Reproduce each of the following rows verbatim, changing nothing.
***** Material provided *****
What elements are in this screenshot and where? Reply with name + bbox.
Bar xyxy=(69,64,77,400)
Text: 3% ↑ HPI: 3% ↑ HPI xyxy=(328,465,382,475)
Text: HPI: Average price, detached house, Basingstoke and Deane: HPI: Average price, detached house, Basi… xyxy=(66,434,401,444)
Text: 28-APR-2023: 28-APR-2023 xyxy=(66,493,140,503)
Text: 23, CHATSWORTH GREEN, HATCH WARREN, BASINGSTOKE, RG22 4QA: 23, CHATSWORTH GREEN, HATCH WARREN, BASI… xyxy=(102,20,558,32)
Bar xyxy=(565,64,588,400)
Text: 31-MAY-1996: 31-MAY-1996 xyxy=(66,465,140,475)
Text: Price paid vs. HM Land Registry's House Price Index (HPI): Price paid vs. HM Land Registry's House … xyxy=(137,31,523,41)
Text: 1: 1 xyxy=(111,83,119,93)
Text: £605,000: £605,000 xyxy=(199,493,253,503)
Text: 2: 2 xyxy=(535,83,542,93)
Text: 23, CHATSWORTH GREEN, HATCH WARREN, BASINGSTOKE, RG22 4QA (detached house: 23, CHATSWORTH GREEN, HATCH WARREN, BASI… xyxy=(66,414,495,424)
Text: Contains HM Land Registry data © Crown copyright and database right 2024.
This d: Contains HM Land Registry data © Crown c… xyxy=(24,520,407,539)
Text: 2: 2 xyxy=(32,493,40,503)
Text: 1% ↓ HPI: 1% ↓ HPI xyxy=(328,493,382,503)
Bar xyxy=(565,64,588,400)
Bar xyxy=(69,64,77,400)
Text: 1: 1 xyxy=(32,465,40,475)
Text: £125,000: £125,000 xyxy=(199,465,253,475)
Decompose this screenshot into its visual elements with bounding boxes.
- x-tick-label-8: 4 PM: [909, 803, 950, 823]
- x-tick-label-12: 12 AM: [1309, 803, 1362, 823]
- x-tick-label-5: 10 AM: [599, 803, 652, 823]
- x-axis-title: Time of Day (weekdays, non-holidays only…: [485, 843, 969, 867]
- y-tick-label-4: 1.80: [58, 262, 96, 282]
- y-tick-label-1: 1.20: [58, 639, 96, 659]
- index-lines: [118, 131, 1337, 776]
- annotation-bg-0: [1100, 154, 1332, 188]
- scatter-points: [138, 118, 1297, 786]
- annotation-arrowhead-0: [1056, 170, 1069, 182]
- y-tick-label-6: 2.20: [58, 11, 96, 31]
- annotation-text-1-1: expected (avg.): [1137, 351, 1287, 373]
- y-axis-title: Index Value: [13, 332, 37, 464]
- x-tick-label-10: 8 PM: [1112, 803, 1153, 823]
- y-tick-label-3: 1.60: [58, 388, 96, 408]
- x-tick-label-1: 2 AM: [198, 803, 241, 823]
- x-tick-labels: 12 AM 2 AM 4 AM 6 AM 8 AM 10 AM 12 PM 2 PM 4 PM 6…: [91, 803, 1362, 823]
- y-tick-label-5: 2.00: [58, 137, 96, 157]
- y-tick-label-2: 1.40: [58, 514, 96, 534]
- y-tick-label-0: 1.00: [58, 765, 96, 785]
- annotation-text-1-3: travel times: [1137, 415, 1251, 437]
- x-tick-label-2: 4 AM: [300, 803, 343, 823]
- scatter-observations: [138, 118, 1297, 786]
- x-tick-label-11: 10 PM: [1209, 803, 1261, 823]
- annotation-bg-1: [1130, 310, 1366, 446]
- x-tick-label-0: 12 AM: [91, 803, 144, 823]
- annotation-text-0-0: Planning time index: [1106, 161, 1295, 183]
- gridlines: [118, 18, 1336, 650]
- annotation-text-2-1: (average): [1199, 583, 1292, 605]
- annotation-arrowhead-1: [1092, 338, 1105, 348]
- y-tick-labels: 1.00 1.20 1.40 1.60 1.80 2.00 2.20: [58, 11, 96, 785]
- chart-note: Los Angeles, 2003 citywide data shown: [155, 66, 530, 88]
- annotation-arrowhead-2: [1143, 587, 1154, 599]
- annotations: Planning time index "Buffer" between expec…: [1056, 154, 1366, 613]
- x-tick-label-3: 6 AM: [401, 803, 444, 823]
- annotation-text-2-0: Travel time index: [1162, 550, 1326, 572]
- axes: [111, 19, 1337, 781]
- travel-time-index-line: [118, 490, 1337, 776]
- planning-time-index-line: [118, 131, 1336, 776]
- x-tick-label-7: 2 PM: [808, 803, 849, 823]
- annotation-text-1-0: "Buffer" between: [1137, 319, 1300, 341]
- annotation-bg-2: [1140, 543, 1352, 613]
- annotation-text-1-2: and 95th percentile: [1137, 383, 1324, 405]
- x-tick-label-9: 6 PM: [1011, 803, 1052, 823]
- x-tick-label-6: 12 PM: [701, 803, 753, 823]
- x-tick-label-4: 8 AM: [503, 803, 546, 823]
*****
▶ **Written answer**
What elements are in this screenshot and where? Reply with name + bbox.
Bar xyxy=(69,64,77,400)
Text: 3% ↑ HPI: 3% ↑ HPI xyxy=(328,465,382,475)
Text: HPI: Average price, detached house, Basingstoke and Deane: HPI: Average price, detached house, Basi… xyxy=(66,434,401,444)
Text: 28-APR-2023: 28-APR-2023 xyxy=(66,493,140,503)
Text: 23, CHATSWORTH GREEN, HATCH WARREN, BASINGSTOKE, RG22 4QA: 23, CHATSWORTH GREEN, HATCH WARREN, BASI… xyxy=(102,20,558,32)
Bar xyxy=(565,64,588,400)
Text: 31-MAY-1996: 31-MAY-1996 xyxy=(66,465,140,475)
Text: Price paid vs. HM Land Registry's House Price Index (HPI): Price paid vs. HM Land Registry's House … xyxy=(137,31,523,41)
Text: 1: 1 xyxy=(111,83,119,93)
Text: £605,000: £605,000 xyxy=(199,493,253,503)
Text: 2: 2 xyxy=(535,83,542,93)
Text: 23, CHATSWORTH GREEN, HATCH WARREN, BASINGSTOKE, RG22 4QA (detached house: 23, CHATSWORTH GREEN, HATCH WARREN, BASI… xyxy=(66,414,495,424)
Text: Contains HM Land Registry data © Crown copyright and database right 2024.
This d: Contains HM Land Registry data © Crown c… xyxy=(24,520,407,539)
Text: 2: 2 xyxy=(32,493,40,503)
Text: 1% ↓ HPI: 1% ↓ HPI xyxy=(328,493,382,503)
Bar xyxy=(565,64,588,400)
Bar xyxy=(69,64,77,400)
Text: 1: 1 xyxy=(32,465,40,475)
Text: £125,000: £125,000 xyxy=(199,465,253,475)
Decompose this screenshot into its visual elements with bounding boxes.
- x-tick-label-8: 4 PM: [909, 803, 950, 823]
- x-tick-label-12: 12 AM: [1309, 803, 1362, 823]
- x-tick-label-5: 10 AM: [599, 803, 652, 823]
- x-axis-title: Time of Day (weekdays, non-holidays only…: [485, 843, 969, 867]
- y-tick-label-4: 1.80: [58, 262, 96, 282]
- y-tick-label-1: 1.20: [58, 639, 96, 659]
- index-lines: [118, 131, 1337, 776]
- annotation-bg-0: [1100, 154, 1332, 188]
- scatter-points: [138, 118, 1297, 786]
- annotation-arrowhead-0: [1056, 170, 1069, 182]
- y-tick-label-6: 2.20: [58, 11, 96, 31]
- annotation-text-1-1: expected (avg.): [1137, 351, 1287, 373]
- y-axis-title: Index Value: [13, 332, 37, 464]
- x-tick-label-10: 8 PM: [1112, 803, 1153, 823]
- y-tick-label-3: 1.60: [58, 388, 96, 408]
- x-tick-label-1: 2 AM: [198, 803, 241, 823]
- x-tick-labels: 12 AM 2 AM 4 AM 6 AM 8 AM 10 AM 12 PM 2 PM 4 PM 6…: [91, 803, 1362, 823]
- y-tick-label-5: 2.00: [58, 137, 96, 157]
- y-tick-label-2: 1.40: [58, 514, 96, 534]
- y-tick-label-0: 1.00: [58, 765, 96, 785]
- annotation-text-1-3: travel times: [1137, 415, 1251, 437]
- x-tick-label-2: 4 AM: [300, 803, 343, 823]
- scatter-observations: [138, 118, 1297, 786]
- x-tick-label-11: 10 PM: [1209, 803, 1261, 823]
- annotation-bg-1: [1130, 310, 1366, 446]
- x-tick-label-0: 12 AM: [91, 803, 144, 823]
- annotation-text-0-0: Planning time index: [1106, 161, 1295, 183]
- gridlines: [118, 18, 1336, 650]
- annotation-text-2-1: (average): [1199, 583, 1292, 605]
- annotation-arrowhead-1: [1092, 338, 1105, 348]
- y-tick-labels: 1.00 1.20 1.40 1.60 1.80 2.00 2.20: [58, 11, 96, 785]
- chart-note: Los Angeles, 2003 citywide data shown: [155, 66, 530, 88]
- annotation-arrowhead-2: [1143, 587, 1154, 599]
- annotations: Planning time index "Buffer" between expec…: [1056, 154, 1366, 613]
- x-tick-label-3: 6 AM: [401, 803, 444, 823]
- annotation-text-2-0: Travel time index: [1162, 550, 1326, 572]
- axes: [111, 19, 1337, 781]
- travel-time-index-line: [118, 490, 1337, 776]
- planning-time-index-line: [118, 131, 1336, 776]
- x-tick-label-7: 2 PM: [808, 803, 849, 823]
- annotation-text-1-0: "Buffer" between: [1137, 319, 1300, 341]
- annotation-bg-2: [1140, 543, 1352, 613]
- annotation-text-1-2: and 95th percentile: [1137, 383, 1324, 405]
- x-tick-label-9: 6 PM: [1011, 803, 1052, 823]
- x-tick-label-6: 12 PM: [701, 803, 753, 823]
- x-tick-label-4: 8 AM: [503, 803, 546, 823]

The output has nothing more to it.